- **DATA LISTING**:
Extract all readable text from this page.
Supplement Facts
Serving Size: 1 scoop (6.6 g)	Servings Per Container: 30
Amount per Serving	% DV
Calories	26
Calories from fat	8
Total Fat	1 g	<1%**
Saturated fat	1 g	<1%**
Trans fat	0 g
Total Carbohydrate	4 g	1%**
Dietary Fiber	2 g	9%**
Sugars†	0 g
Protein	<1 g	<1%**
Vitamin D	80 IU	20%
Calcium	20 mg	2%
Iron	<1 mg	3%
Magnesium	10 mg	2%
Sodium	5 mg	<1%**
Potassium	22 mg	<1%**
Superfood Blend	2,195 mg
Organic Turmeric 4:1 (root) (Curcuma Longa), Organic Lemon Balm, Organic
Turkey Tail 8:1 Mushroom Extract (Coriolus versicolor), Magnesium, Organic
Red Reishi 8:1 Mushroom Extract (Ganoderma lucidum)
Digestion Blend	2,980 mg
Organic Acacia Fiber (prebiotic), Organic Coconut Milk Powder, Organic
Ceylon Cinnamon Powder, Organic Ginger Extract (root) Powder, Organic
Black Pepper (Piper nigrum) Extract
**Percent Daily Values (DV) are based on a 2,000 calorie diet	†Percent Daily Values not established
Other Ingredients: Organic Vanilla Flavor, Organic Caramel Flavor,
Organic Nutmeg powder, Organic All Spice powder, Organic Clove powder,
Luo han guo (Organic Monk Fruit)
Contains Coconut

- **WHAT THE EXERCISE ASKS**: Your job is to retype all of the material exactly.

- **THE ANSWER**:
Extract all readable text from this page.
Supplement Facts
Serving Size: 1 scoop (6.6 g)	Servings Per Container: 30
Amount per Serving	% DV
Calories	26
Calories from fat	8
Total Fat	1 g	<1%**
Saturated fat	1 g	<1%**
Trans fat	0 g
Total Carbohydrate	4 g	1%**
Dietary Fiber	2 g	9%**
Sugars†	0 g
Protein	<1 g	<1%**
Vitamin D	80 IU	20%
Calcium	20 mg	2%
Iron	<1 mg	3%
Magnesium	10 mg	2%
Sodium	5 mg	<1%**
Potassium	22 mg	<1%**
Superfood Blend	2,195 mg
Organic Turmeric 4:1 (root) (Curcuma Longa), Organic Lemon Balm, Organic
Turkey Tail 8:1 Mushroom Extract (Coriolus versicolor), Magnesium, Organic
Red Reishi 8:1 Mushroom Extract (Ganoderma lucidum)
Digestion Blend	2,980 mg
Organic Acacia Fiber (prebiotic), Organic Coconut Milk Powder, Organic
Ceylon Cinnamon Powder, Organic Ginger Extract (root) Powder, Organic
Black Pepper (Piper nigrum) Extract
**Percent Daily Values (DV) are based on a 2,000 calorie diet	†Percent Daily Values not established
Other Ingredients: Organic Vanilla Flavor, Organic Caramel Flavor,
Organic Nutmeg powder, Organic All Spice powder, Organic Clove powder,
Luo han guo (Organic Monk Fruit)
Contains Coconut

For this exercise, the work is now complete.